------ Data provided
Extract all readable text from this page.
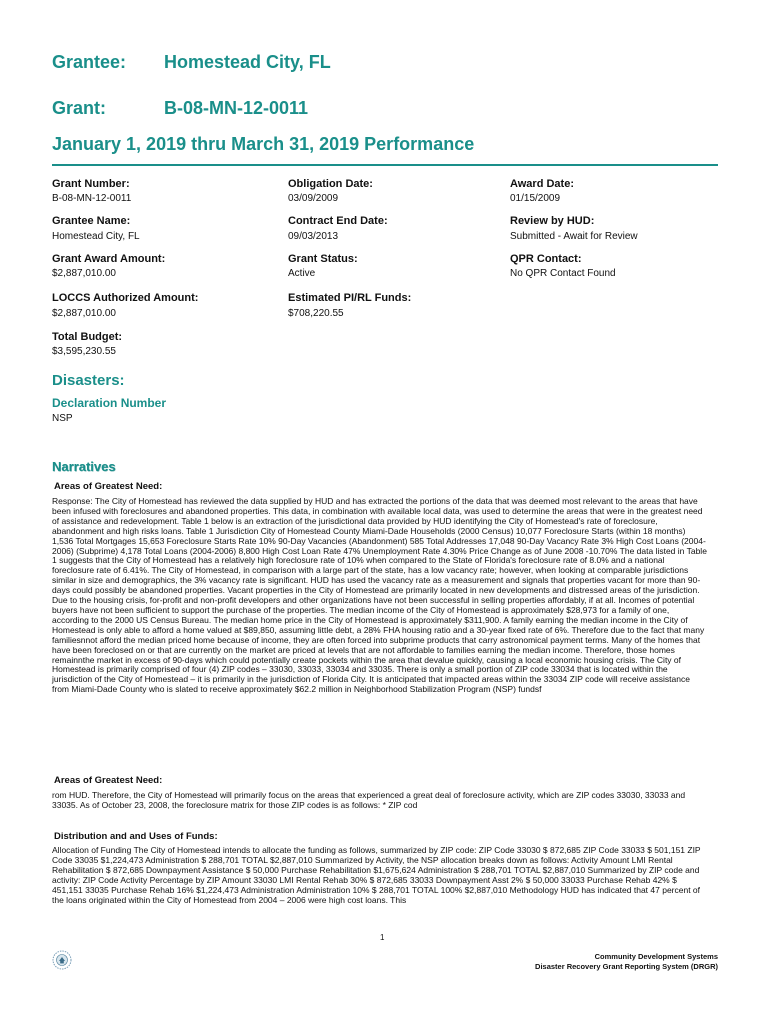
Grantee: Homestead City, FL
Grant:	B-08-MN-12-0011
January 1, 2019 thru March 31, 2019 Performance
Grant Number:
B-08-MN-12-0011
Obligation Date:
03/09/2009
Award Date:
01/15/2009
Grantee Name:
Homestead City, FL
Contract End Date:
09/03/2013
Review by HUD:
Submitted - Await for Review
Grant Award Amount:
$2,887,010.00
Grant Status:
Active
QPR Contact:
No QPR Contact Found
LOCCS Authorized Amount:
$2,887,010.00
Estimated PI/RL Funds:
$708,220.55
Total Budget:
$3,595,230.55
Disasters:
Declaration Number
NSP
Narratives
Areas of Greatest Need:

Response: The City of Homestead has reviewed the data supplied by HUD and has extracted the portions of the data that was deemed most relevant to the areas that have been infused with foreclosures and abandoned properties. This data, in combination with available local data, was used to determine the areas that were in the greatest need of assistance and redevelopment. Table 1 below is an extraction of the jurisdictional data provided by HUD identifying the City of Homestead's rate of foreclosure, abandonment and high risks loans. Table 1 Jurisdiction City of Homestead County Miami-Dade Households (2000 Census) 10,077 Foreclosure Starts (within 18 months) 1,536 Total Mortgages 15,653 Foreclosure Starts Rate 10% 90-Day Vacancies (Abandonment) 585 Total Addresses 17,048 90-Day Vacancy Rate 3% High Cost Loans (2004-2006) (Subprime) 4,178 Total Loans (2004-2006) 8,800 High Cost Loan Rate 47% Unemployment Rate 4.30% Price Change as of June 2008 -10.70% The data listed in Table 1 suggests that the City of Homestead has a relatively high foreclosure rate of 10% when compared to the State of Florida's foreclosure rate of 8.0% and a national foreclosure rate of 6.41%. The City of Homestead, in comparison with a large part of the state, has a low vacancy rate; however, when looking at comparable jurisdictions similar in size and demographics, the 3% vacancy rate is significant. HUD has used the vacancy rate as a measurement and signals that properties vacant for more than 90-days could possibly be abandoned properties. Vacant properties in the City of Homestead are primarily located in new developments and distressed areas of the jurisdiction. Due to the housing crisis, for-profit and non-profit developers and other organizations have not been successful in selling properties affordably, if at all. Incomes of potential buyers have not been sufficient to support the purchase of the properties. The median income of the City of Homestead is approximately $28,973 for a family of one, according to the 2000 US Census Bureau. The median home price in the City of Homestead is approximately $311,900. A family earning the median income in the City of Homestead is only able to afford a home valued at $89,850, assuming little debt, a 28% FHA housing ratio and a 30-year fixed rate of 6%. Therefore due to the fact that many familiesnnot afford the median priced home because of income, they are often forced into subprime products that carry astronomical payment terms. Many of the homes that have been foreclosed on or that are currently on the market are priced at levels that are not affordable to families earning the median income. Therefore, those homes remainnthe market in excess of 90-days which could potentially create pockets within the area that devalue quickly, causing a local economic housing crisis. The City of Homestead is primarily comprised of four (4) ZIP codes – 33030, 33033, 33034 and 33035. There is only a small portion of ZIP code 33034 that is located within the jurisdiction of the City of Homestead – it is primarily in the jurisdiction of Florida City. It is anticipated that impacted areas within the 33034 ZIP code will receive assistance from Miami-Dade County who is slated to receive approximately $62.2 million in Neighborhood Stabilization Program (NSP) fundsf

Areas of Greatest Need:

rom HUD. Therefore, the City of Homestead will primarily focus on the areas that experienced a great deal of foreclosure activity, which are ZIP codes 33030, 33033 and 33035. As of October 23, 2008, the foreclosure matrix for those ZIP codes is as follows: * ZIP cod

Distribution and and Uses of Funds:

Allocation of Funding The City of Homestead intends to allocate the funding as follows, summarized by ZIP code: ZIP Code 33030 $ 872,685 ZIP Code 33033 $ 501,151 ZIP Code 33035 $1,224,473 Administration $ 288,701 TOTAL $2,887,010 Summarized by Activity, the NSP allocation breaks down as follows: Activity Amount LMI Rental Rehabilitation $ 872,685 Downpayment Assistance $ 50,000 Purchase Rehabilitation $1,675,624 Administration $ 288,701 TOTAL $2,887,010 Summarized by ZIP code and activity: ZIP Code Activity Percentage by ZIP Amount 33030 LMI Rental Rehab 30% $ 872,685 33033 Downpayment Asst 2% $ 50,000 33033 Purchase Rehab 42% $ 451,151 33035 Purchase Rehab 16% $1,224,473 Administration Administration 10% $ 288,701 TOTAL 100% $2,887,010 Methodology HUD has indicated that 47 percent of the loans originated within the City of Homestead from 2004 – 2006 were high cost loans. This

1
Community Development Systems
Disaster Recovery Grant Reporting System (DRGR)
------------
What is asked: In the records above, locate every line with the string "activity" and copy it.

Result for this exercise:
rom HUD. Therefore, the City of Homestead will primarily focus on the areas that experienced a great deal of foreclosure activity, which are ZIP codes 33030, 33033 and 33035. As of October 23, 2008, the foreclosure matrix for those ZIP codes is as follows: * ZIP cod
Allocation of Funding The City of Homestead intends to allocate the funding as follows, summarized by ZIP code: ZIP Code 33030 $ 872,685 ZIP Code 33033 $ 501,151 ZIP Code 33035 $1,224,473 Administration $ 288,701 TOTAL $2,887,010 Summarized by Activity, the NSP allocation breaks down as follows: Activity Amount LMI Rental Rehabilitation $ 872,685 Downpayment Assistance $ 50,000 Purchase Rehabilitation $1,675,624 Administration $ 288,701 TOTAL $2,887,010 Summarized by ZIP code and activity: ZIP Code Activity Percentage by ZIP Amount 33030 LMI Rental Rehab 30% $ 872,685 33033 Downpayment Asst 2% $ 50,000 33033 Purchase Rehab 42% $ 451,151 33035 Purchase Rehab 16% $1,224,473 Administration Administration 10% $ 288,701 TOTAL 100% $2,887,010 Methodology HUD has indicated that 47 percent of the loans originated within the City of Homestead from 2004 – 2006 were high cost loans. This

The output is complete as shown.